§ **MATERIAL**
-------------------------

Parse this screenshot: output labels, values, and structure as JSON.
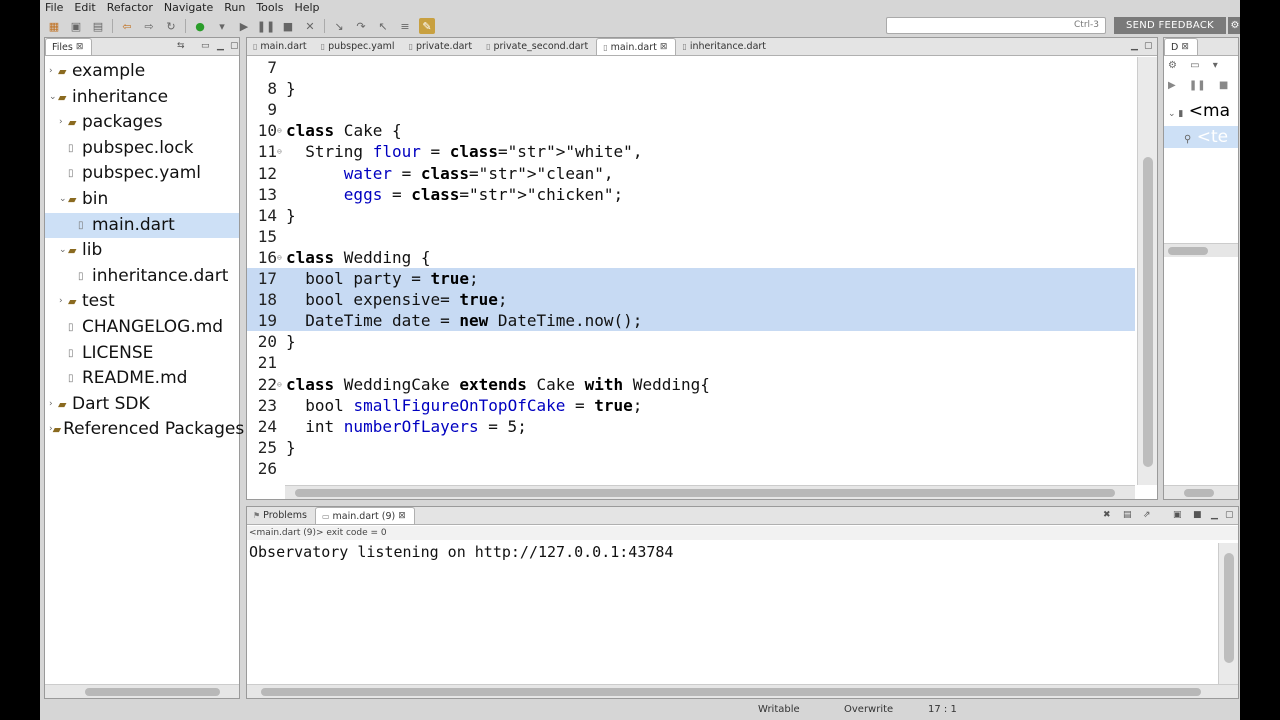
{
  "menu": [
    "File",
    "Edit",
    "Refactor",
    "Navigate",
    "Run",
    "Tools",
    "Help"
  ],
  "search": {
    "shortcut": "Ctrl-3"
  },
  "feedback_label": "SEND FEEDBACK",
  "files_view": {
    "tab_label": "Files",
    "tree": [
      {
        "label": "example",
        "depth": 0,
        "arrow": "›",
        "kind": "folder"
      },
      {
        "label": "inheritance",
        "depth": 0,
        "arrow": "⌄",
        "kind": "folder"
      },
      {
        "label": "packages",
        "depth": 1,
        "arrow": "›",
        "kind": "folder"
      },
      {
        "label": "pubspec.lock",
        "depth": 1,
        "arrow": "",
        "kind": "file"
      },
      {
        "label": "pubspec.yaml",
        "depth": 1,
        "arrow": "",
        "kind": "file"
      },
      {
        "label": "bin",
        "depth": 1,
        "arrow": "⌄",
        "kind": "folder"
      },
      {
        "label": "main.dart",
        "depth": 2,
        "arrow": "",
        "kind": "file",
        "selected": true
      },
      {
        "label": "lib",
        "depth": 1,
        "arrow": "⌄",
        "kind": "folder"
      },
      {
        "label": "inheritance.dart",
        "depth": 2,
        "arrow": "",
        "kind": "file"
      },
      {
        "label": "test",
        "depth": 1,
        "arrow": "›",
        "kind": "folder"
      },
      {
        "label": "CHANGELOG.md",
        "depth": 1,
        "arrow": "",
        "kind": "file"
      },
      {
        "label": "LICENSE",
        "depth": 1,
        "arrow": "",
        "kind": "file"
      },
      {
        "label": "README.md",
        "depth": 1,
        "arrow": "",
        "kind": "file"
      },
      {
        "label": "Dart SDK",
        "depth": 0,
        "arrow": "›",
        "kind": "folder"
      },
      {
        "label": "Referenced Packages",
        "depth": 0,
        "arrow": "›",
        "kind": "folder"
      }
    ]
  },
  "editor": {
    "tabs": [
      {
        "label": "main.dart",
        "active": false
      },
      {
        "label": "pubspec.yaml",
        "active": false
      },
      {
        "label": "private.dart",
        "active": false
      },
      {
        "label": "private_second.dart",
        "active": false
      },
      {
        "label": "main.dart",
        "active": true
      },
      {
        "label": "inheritance.dart",
        "active": false
      }
    ],
    "lines": [
      {
        "n": "7",
        "t": ""
      },
      {
        "n": "8",
        "t": "}"
      },
      {
        "n": "9",
        "t": ""
      },
      {
        "n": "10",
        "t": "class Cake {"
      },
      {
        "n": "11",
        "t": "  String flour = \"white\","
      },
      {
        "n": "12",
        "t": "      water = \"clean\","
      },
      {
        "n": "13",
        "t": "      eggs = \"chicken\";"
      },
      {
        "n": "14",
        "t": "}"
      },
      {
        "n": "15",
        "t": ""
      },
      {
        "n": "16",
        "t": "class Wedding {"
      },
      {
        "n": "17",
        "t": "  bool party = true;"
      },
      {
        "n": "18",
        "t": "  bool expensive= true;"
      },
      {
        "n": "19",
        "t": "  DateTime date = new DateTime.now();"
      },
      {
        "n": "20",
        "t": "}"
      },
      {
        "n": "21",
        "t": ""
      },
      {
        "n": "22",
        "t": "class WeddingCake extends Cake with Wedding{"
      },
      {
        "n": "23",
        "t": "  bool smallFigureOnTopOfCake = true;"
      },
      {
        "n": "24",
        "t": "  int numberOfLayers = 5;"
      },
      {
        "n": "25",
        "t": "}"
      },
      {
        "n": "26",
        "t": ""
      }
    ]
  },
  "outline": {
    "tab_label": "D",
    "item1": "<ma",
    "item2": "<te"
  },
  "console": {
    "tabs": [
      {
        "label": "Problems",
        "active": false
      },
      {
        "label": "main.dart (9)",
        "active": true
      }
    ],
    "subtitle": "<main.dart (9)>  exit code = 0",
    "output": "Observatory listening on http://127.0.0.1:43784"
  },
  "status": {
    "mode": "Writable",
    "insert": "Overwrite",
    "position": "17 : 1"
  }
}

-------------------------

§ **WHAT THE TASK REQUIRES**
Copy all of the entries verbatim, leaving out any pictures they contain.

§ **COMPLETE RESPONSE**
Parse this screenshot: output labels, values, and structure as JSON.
{
  "menu": [
    "File",
    "Edit",
    "Refactor",
    "Navigate",
    "Run",
    "Tools",
    "Help"
  ],
  "search": {
    "shortcut": "Ctrl-3"
  },
  "feedback_label": "SEND FEEDBACK",
  "files_view": {
    "tab_label": "Files",
    "tree": [
      {
        "label": "example",
        "depth": 0,
        "arrow": "›",
        "kind": "folder"
      },
      {
        "label": "inheritance",
        "depth": 0,
        "arrow": "⌄",
        "kind": "folder"
      },
      {
        "label": "packages",
        "depth": 1,
        "arrow": "›",
        "kind": "folder"
      },
      {
        "label": "pubspec.lock",
        "depth": 1,
        "arrow": "",
        "kind": "file"
      },
      {
        "label": "pubspec.yaml",
        "depth": 1,
        "arrow": "",
        "kind": "file"
      },
      {
        "label": "bin",
        "depth": 1,
        "arrow": "⌄",
        "kind": "folder"
      },
      {
        "label": "main.dart",
        "depth": 2,
        "arrow": "",
        "kind": "file",
        "selected": true
      },
      {
        "label": "lib",
        "depth": 1,
        "arrow": "⌄",
        "kind": "folder"
      },
      {
        "label": "inheritance.dart",
        "depth": 2,
        "arrow": "",
        "kind": "file"
      },
      {
        "label": "test",
        "depth": 1,
        "arrow": "›",
        "kind": "folder"
      },
      {
        "label": "CHANGELOG.md",
        "depth": 1,
        "arrow": "",
        "kind": "file"
      },
      {
        "label": "LICENSE",
        "depth": 1,
        "arrow": "",
        "kind": "file"
      },
      {
        "label": "README.md",
        "depth": 1,
        "arrow": "",
        "kind": "file"
      },
      {
        "label": "Dart SDK",
        "depth": 0,
        "arrow": "›",
        "kind": "folder"
      },
      {
        "label": "Referenced Packages",
        "depth": 0,
        "arrow": "›",
        "kind": "folder"
      }
    ]
  },
  "editor": {
    "tabs": [
      {
        "label": "main.dart",
        "active": false
      },
      {
        "label": "pubspec.yaml",
        "active": false
      },
      {
        "label": "private.dart",
        "active": false
      },
      {
        "label": "private_second.dart",
        "active": false
      },
      {
        "label": "main.dart",
        "active": true
      },
      {
        "label": "inheritance.dart",
        "active": false
      }
    ],
    "lines": [
      {
        "n": "7",
        "t": ""
      },
      {
        "n": "8",
        "t": "}"
      },
      {
        "n": "9",
        "t": ""
      },
      {
        "n": "10",
        "t": "class Cake {"
      },
      {
        "n": "11",
        "t": "  String flour = \"white\","
      },
      {
        "n": "12",
        "t": "      water = \"clean\","
      },
      {
        "n": "13",
        "t": "      eggs = \"chicken\";"
      },
      {
        "n": "14",
        "t": "}"
      },
      {
        "n": "15",
        "t": ""
      },
      {
        "n": "16",
        "t": "class Wedding {"
      },
      {
        "n": "17",
        "t": "  bool party = true;"
      },
      {
        "n": "18",
        "t": "  bool expensive= true;"
      },
      {
        "n": "19",
        "t": "  DateTime date = new DateTime.now();"
      },
      {
        "n": "20",
        "t": "}"
      },
      {
        "n": "21",
        "t": ""
      },
      {
        "n": "22",
        "t": "class WeddingCake extends Cake with Wedding{"
      },
      {
        "n": "23",
        "t": "  bool smallFigureOnTopOfCake = true;"
      },
      {
        "n": "24",
        "t": "  int numberOfLayers = 5;"
      },
      {
        "n": "25",
        "t": "}"
      },
      {
        "n": "26",
        "t": ""
      }
    ]
  },
  "outline": {
    "tab_label": "D",
    "item1": "<ma",
    "item2": "<te"
  },
  "console": {
    "tabs": [
      {
        "label": "Problems",
        "active": false
      },
      {
        "label": "main.dart (9)",
        "active": true
      }
    ],
    "subtitle": "<main.dart (9)>  exit code = 0",
    "output": "Observatory listening on http://127.0.0.1:43784"
  },
  "status": {
    "mode": "Writable",
    "insert": "Overwrite",
    "position": "17 : 1"
  }
}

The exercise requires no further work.